* The exercise
Leave the pictures out and transcribe every record exactly.

* Material for the task

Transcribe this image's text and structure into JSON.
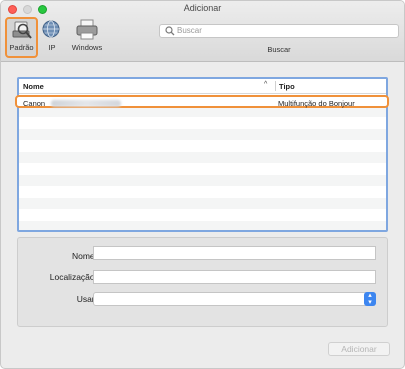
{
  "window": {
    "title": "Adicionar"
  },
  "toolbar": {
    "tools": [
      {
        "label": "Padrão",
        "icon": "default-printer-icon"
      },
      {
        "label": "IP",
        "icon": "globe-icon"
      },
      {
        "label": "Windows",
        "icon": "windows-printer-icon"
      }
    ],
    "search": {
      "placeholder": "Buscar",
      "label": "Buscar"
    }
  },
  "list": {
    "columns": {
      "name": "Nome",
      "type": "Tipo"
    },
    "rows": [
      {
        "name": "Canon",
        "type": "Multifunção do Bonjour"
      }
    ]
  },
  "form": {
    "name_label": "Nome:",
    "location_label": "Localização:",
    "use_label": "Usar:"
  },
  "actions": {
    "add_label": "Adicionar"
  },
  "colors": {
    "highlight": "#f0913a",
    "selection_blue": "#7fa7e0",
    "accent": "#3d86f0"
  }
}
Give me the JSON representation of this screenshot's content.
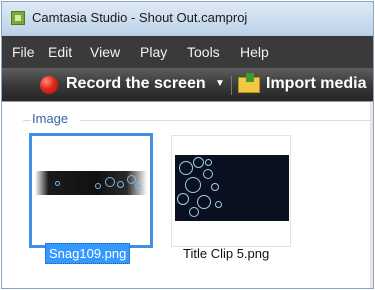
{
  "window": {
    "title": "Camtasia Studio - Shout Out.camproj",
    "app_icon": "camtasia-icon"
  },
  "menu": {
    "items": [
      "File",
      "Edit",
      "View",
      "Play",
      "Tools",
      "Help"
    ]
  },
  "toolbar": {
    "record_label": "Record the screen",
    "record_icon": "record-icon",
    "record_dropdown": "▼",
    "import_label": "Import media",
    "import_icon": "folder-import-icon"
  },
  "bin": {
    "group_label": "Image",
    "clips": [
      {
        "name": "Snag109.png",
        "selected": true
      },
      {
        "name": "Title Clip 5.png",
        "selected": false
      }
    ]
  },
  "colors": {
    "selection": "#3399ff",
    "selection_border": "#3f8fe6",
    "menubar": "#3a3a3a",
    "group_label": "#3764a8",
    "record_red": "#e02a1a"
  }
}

* The completed task
Transcribe this image's text and structure into JSON.
{
  "window": {
    "title": "Adicionar"
  },
  "toolbar": {
    "tools": [
      {
        "label": "Padrão",
        "icon": "default-printer-icon"
      },
      {
        "label": "IP",
        "icon": "globe-icon"
      },
      {
        "label": "Windows",
        "icon": "windows-printer-icon"
      }
    ],
    "search": {
      "placeholder": "Buscar",
      "label": "Buscar"
    }
  },
  "list": {
    "columns": {
      "name": "Nome",
      "type": "Tipo"
    },
    "rows": [
      {
        "name": "Canon",
        "type": "Multifunção do Bonjour"
      }
    ]
  },
  "form": {
    "name_label": "Nome:",
    "location_label": "Localização:",
    "use_label": "Usar:"
  },
  "actions": {
    "add_label": "Adicionar"
  },
  "colors": {
    "highlight": "#f0913a",
    "selection_blue": "#7fa7e0",
    "accent": "#3d86f0"
  }
}
Give me the JSON representation of this screenshot's content.
{
  "window": {
    "title": "Camtasia Studio - Shout Out.camproj",
    "app_icon": "camtasia-icon"
  },
  "menu": {
    "items": [
      "File",
      "Edit",
      "View",
      "Play",
      "Tools",
      "Help"
    ]
  },
  "toolbar": {
    "record_label": "Record the screen",
    "record_icon": "record-icon",
    "record_dropdown": "▼",
    "import_label": "Import media",
    "import_icon": "folder-import-icon"
  },
  "bin": {
    "group_label": "Image",
    "clips": [
      {
        "name": "Snag109.png",
        "selected": true
      },
      {
        "name": "Title Clip 5.png",
        "selected": false
      }
    ]
  },
  "colors": {
    "selection": "#3399ff",
    "selection_border": "#3f8fe6",
    "menubar": "#3a3a3a",
    "group_label": "#3764a8",
    "record_red": "#e02a1a"
  }
}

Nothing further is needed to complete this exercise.